# Excerpted records:
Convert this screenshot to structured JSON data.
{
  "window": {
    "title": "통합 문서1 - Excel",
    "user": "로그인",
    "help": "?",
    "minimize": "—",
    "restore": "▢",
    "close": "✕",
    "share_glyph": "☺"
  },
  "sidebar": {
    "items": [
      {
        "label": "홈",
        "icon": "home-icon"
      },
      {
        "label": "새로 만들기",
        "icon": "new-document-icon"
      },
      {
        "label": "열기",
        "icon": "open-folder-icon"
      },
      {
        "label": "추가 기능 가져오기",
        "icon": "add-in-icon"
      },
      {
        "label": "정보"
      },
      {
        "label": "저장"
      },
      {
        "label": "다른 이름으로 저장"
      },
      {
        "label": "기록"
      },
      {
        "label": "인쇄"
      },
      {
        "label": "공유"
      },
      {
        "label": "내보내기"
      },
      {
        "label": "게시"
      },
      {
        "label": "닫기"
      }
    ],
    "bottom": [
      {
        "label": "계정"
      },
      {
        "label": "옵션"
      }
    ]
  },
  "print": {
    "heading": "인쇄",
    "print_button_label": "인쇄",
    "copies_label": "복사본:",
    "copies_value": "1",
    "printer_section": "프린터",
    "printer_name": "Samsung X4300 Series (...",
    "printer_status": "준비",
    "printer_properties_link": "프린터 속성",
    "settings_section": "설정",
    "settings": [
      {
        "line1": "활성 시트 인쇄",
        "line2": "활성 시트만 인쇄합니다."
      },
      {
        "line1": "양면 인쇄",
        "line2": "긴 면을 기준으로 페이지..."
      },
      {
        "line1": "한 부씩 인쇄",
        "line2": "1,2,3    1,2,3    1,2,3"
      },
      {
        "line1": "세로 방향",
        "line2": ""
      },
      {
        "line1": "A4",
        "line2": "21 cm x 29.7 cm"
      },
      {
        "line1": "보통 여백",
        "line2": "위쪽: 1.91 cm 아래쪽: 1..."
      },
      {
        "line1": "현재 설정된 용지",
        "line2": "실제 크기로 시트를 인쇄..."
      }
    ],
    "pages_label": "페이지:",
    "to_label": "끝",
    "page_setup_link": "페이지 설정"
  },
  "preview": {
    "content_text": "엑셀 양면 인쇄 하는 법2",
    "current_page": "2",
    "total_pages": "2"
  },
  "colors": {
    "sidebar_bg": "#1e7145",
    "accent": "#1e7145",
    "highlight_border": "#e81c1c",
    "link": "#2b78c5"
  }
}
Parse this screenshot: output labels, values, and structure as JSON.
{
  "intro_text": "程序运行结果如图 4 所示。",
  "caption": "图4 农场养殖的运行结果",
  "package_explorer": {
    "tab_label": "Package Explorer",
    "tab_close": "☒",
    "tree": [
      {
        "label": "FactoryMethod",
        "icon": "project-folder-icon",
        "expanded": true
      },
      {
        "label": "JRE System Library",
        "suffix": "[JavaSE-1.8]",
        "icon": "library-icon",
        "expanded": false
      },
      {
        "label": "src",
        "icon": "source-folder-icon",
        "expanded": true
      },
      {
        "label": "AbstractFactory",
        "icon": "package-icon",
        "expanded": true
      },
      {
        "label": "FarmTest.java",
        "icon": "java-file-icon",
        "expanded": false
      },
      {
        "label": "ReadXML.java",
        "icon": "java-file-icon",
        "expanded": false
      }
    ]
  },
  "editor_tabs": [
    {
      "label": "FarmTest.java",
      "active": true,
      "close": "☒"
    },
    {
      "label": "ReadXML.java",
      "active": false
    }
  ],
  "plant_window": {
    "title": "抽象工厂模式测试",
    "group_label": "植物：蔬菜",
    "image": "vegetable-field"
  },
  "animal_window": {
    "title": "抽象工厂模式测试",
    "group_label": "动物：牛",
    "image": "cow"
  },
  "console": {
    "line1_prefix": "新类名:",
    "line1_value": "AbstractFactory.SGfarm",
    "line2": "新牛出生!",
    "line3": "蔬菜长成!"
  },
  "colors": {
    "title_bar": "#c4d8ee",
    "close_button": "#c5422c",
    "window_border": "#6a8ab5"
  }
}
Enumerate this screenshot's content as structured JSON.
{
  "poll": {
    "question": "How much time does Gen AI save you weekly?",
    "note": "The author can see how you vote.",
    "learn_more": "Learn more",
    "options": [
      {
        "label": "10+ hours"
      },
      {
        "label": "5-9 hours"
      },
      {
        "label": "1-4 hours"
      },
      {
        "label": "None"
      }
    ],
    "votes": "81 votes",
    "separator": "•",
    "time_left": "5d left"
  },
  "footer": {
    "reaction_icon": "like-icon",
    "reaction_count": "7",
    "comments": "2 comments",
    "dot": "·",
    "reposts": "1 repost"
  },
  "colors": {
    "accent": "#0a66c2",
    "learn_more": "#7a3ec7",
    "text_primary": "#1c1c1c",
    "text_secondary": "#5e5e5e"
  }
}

# What to produce:
Nothing should be left out: repeat all of the data exactly.

# Exercise result:
Convert this screenshot to structured JSON data.
{
  "window": {
    "title": "통합 문서1 - Excel",
    "user": "로그인",
    "help": "?",
    "minimize": "—",
    "restore": "▢",
    "close": "✕",
    "share_glyph": "☺"
  },
  "sidebar": {
    "items": [
      {
        "label": "홈",
        "icon": "home-icon"
      },
      {
        "label": "새로 만들기",
        "icon": "new-document-icon"
      },
      {
        "label": "열기",
        "icon": "open-folder-icon"
      },
      {
        "label": "추가 기능 가져오기",
        "icon": "add-in-icon"
      },
      {
        "label": "정보"
      },
      {
        "label": "저장"
      },
      {
        "label": "다른 이름으로 저장"
      },
      {
        "label": "기록"
      },
      {
        "label": "인쇄"
      },
      {
        "label": "공유"
      },
      {
        "label": "내보내기"
      },
      {
        "label": "게시"
      },
      {
        "label": "닫기"
      }
    ],
    "bottom": [
      {
        "label": "계정"
      },
      {
        "label": "옵션"
      }
    ]
  },
  "print": {
    "heading": "인쇄",
    "print_button_label": "인쇄",
    "copies_label": "복사본:",
    "copies_value": "1",
    "printer_section": "프린터",
    "printer_name": "Samsung X4300 Series (...",
    "printer_status": "준비",
    "printer_properties_link": "프린터 속성",
    "settings_section": "설정",
    "settings": [
      {
        "line1": "활성 시트 인쇄",
        "line2": "활성 시트만 인쇄합니다."
      },
      {
        "line1": "양면 인쇄",
        "line2": "긴 면을 기준으로 페이지..."
      },
      {
        "line1": "한 부씩 인쇄",
        "line2": "1,2,3    1,2,3    1,2,3"
      },
      {
        "line1": "세로 방향",
        "line2": ""
      },
      {
        "line1": "A4",
        "line2": "21 cm x 29.7 cm"
      },
      {
        "line1": "보통 여백",
        "line2": "위쪽: 1.91 cm 아래쪽: 1..."
      },
      {
        "line1": "현재 설정된 용지",
        "line2": "실제 크기로 시트를 인쇄..."
      }
    ],
    "pages_label": "페이지:",
    "to_label": "끝",
    "page_setup_link": "페이지 설정"
  },
  "preview": {
    "content_text": "엑셀 양면 인쇄 하는 법2",
    "current_page": "2",
    "total_pages": "2"
  },
  "colors": {
    "sidebar_bg": "#1e7145",
    "accent": "#1e7145",
    "highlight_border": "#e81c1c",
    "link": "#2b78c5"
  }
}
Parse this screenshot: output labels, values, and structure as JSON.
{
  "intro_text": "程序运行结果如图 4 所示。",
  "caption": "图4 农场养殖的运行结果",
  "package_explorer": {
    "tab_label": "Package Explorer",
    "tab_close": "☒",
    "tree": [
      {
        "label": "FactoryMethod",
        "icon": "project-folder-icon",
        "expanded": true
      },
      {
        "label": "JRE System Library",
        "suffix": "[JavaSE-1.8]",
        "icon": "library-icon",
        "expanded": false
      },
      {
        "label": "src",
        "icon": "source-folder-icon",
        "expanded": true
      },
      {
        "label": "AbstractFactory",
        "icon": "package-icon",
        "expanded": true
      },
      {
        "label": "FarmTest.java",
        "icon": "java-file-icon",
        "expanded": false
      },
      {
        "label": "ReadXML.java",
        "icon": "java-file-icon",
        "expanded": false
      }
    ]
  },
  "editor_tabs": [
    {
      "label": "FarmTest.java",
      "active": true,
      "close": "☒"
    },
    {
      "label": "ReadXML.java",
      "active": false
    }
  ],
  "plant_window": {
    "title": "抽象工厂模式测试",
    "group_label": "植物：蔬菜",
    "image": "vegetable-field"
  },
  "animal_window": {
    "title": "抽象工厂模式测试",
    "group_label": "动物：牛",
    "image": "cow"
  },
  "console": {
    "line1_prefix": "新类名:",
    "line1_value": "AbstractFactory.SGfarm",
    "line2": "新牛出生!",
    "line3": "蔬菜长成!"
  },
  "colors": {
    "title_bar": "#c4d8ee",
    "close_button": "#c5422c",
    "window_border": "#6a8ab5"
  }
}
Enumerate this screenshot's content as structured JSON.
{
  "poll": {
    "question": "How much time does Gen AI save you weekly?",
    "note": "The author can see how you vote.",
    "learn_more": "Learn more",
    "options": [
      {
        "label": "10+ hours"
      },
      {
        "label": "5-9 hours"
      },
      {
        "label": "1-4 hours"
      },
      {
        "label": "None"
      }
    ],
    "votes": "81 votes",
    "separator": "•",
    "time_left": "5d left"
  },
  "footer": {
    "reaction_icon": "like-icon",
    "reaction_count": "7",
    "comments": "2 comments",
    "dot": "·",
    "reposts": "1 repost"
  },
  "colors": {
    "accent": "#0a66c2",
    "learn_more": "#7a3ec7",
    "text_primary": "#1c1c1c",
    "text_secondary": "#5e5e5e"
  }
}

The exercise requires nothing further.